** start Input for this task **

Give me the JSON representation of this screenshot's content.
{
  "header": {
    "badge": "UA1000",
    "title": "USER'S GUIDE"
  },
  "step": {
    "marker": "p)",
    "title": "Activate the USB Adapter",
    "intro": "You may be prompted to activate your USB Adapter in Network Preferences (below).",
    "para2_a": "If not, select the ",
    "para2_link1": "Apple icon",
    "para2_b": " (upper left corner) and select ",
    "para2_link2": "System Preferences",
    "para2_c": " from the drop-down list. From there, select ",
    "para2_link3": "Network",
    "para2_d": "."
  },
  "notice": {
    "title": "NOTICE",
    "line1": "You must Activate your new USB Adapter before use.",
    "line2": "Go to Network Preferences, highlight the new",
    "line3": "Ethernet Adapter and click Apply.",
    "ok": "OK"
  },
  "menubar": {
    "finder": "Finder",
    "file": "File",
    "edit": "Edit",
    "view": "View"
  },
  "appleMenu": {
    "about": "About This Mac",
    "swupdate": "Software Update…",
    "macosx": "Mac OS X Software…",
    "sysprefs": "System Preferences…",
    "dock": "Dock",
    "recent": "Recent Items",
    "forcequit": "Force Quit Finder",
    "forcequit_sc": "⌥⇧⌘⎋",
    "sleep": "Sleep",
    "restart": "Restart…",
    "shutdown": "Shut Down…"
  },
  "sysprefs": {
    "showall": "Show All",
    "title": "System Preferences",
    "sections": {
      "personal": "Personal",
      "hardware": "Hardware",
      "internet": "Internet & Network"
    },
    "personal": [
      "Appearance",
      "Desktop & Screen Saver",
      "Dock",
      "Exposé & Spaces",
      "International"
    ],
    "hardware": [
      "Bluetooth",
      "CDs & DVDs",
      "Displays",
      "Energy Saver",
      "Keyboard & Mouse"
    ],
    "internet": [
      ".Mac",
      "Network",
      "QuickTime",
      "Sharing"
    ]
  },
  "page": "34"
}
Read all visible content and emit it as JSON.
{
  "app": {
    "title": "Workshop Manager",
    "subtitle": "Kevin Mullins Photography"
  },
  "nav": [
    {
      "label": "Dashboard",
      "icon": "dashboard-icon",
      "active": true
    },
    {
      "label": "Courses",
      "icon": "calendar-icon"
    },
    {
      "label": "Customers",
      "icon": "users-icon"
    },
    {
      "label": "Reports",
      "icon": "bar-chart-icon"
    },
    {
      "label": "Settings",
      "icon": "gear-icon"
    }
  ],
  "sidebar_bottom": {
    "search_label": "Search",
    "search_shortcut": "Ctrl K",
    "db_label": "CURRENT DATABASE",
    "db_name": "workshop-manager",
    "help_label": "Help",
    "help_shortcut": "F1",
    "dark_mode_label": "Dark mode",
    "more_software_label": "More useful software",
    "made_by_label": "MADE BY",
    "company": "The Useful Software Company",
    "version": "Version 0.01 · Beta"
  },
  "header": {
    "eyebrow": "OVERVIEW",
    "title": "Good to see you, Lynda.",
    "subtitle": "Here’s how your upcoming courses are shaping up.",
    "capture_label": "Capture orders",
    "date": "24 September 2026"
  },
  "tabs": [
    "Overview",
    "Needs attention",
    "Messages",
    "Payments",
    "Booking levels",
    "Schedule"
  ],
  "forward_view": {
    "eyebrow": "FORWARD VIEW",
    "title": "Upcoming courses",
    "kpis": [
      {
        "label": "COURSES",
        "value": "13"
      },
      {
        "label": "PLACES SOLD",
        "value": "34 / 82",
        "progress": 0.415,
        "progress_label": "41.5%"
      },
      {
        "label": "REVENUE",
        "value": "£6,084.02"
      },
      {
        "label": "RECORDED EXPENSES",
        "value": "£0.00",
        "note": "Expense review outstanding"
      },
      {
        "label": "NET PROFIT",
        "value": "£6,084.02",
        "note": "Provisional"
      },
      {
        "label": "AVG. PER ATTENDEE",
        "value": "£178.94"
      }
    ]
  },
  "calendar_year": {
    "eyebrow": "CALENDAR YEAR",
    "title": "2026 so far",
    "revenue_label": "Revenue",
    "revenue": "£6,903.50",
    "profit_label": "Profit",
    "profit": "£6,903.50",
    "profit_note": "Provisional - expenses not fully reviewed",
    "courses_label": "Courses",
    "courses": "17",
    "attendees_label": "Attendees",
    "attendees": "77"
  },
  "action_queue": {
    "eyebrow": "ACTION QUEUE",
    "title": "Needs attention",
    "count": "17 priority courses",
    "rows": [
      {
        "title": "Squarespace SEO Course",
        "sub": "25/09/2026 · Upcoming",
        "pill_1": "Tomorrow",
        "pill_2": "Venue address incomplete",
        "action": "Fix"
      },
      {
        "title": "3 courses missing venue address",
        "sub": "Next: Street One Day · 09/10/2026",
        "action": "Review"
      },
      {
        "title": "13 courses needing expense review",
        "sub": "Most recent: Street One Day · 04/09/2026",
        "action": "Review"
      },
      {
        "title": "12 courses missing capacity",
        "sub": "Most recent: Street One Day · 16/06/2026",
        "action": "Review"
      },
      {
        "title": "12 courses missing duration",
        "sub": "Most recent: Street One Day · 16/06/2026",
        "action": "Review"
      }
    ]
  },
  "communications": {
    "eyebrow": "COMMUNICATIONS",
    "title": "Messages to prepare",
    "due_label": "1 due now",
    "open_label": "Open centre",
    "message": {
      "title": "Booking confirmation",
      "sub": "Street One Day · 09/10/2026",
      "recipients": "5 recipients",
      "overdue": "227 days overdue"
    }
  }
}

** end Input for this task **

Using the material above, report each line where "content" occurs.

Reply to the task:
Give me the JSON representation of this screenshot's content.
Read all visible content and emit it as JSON.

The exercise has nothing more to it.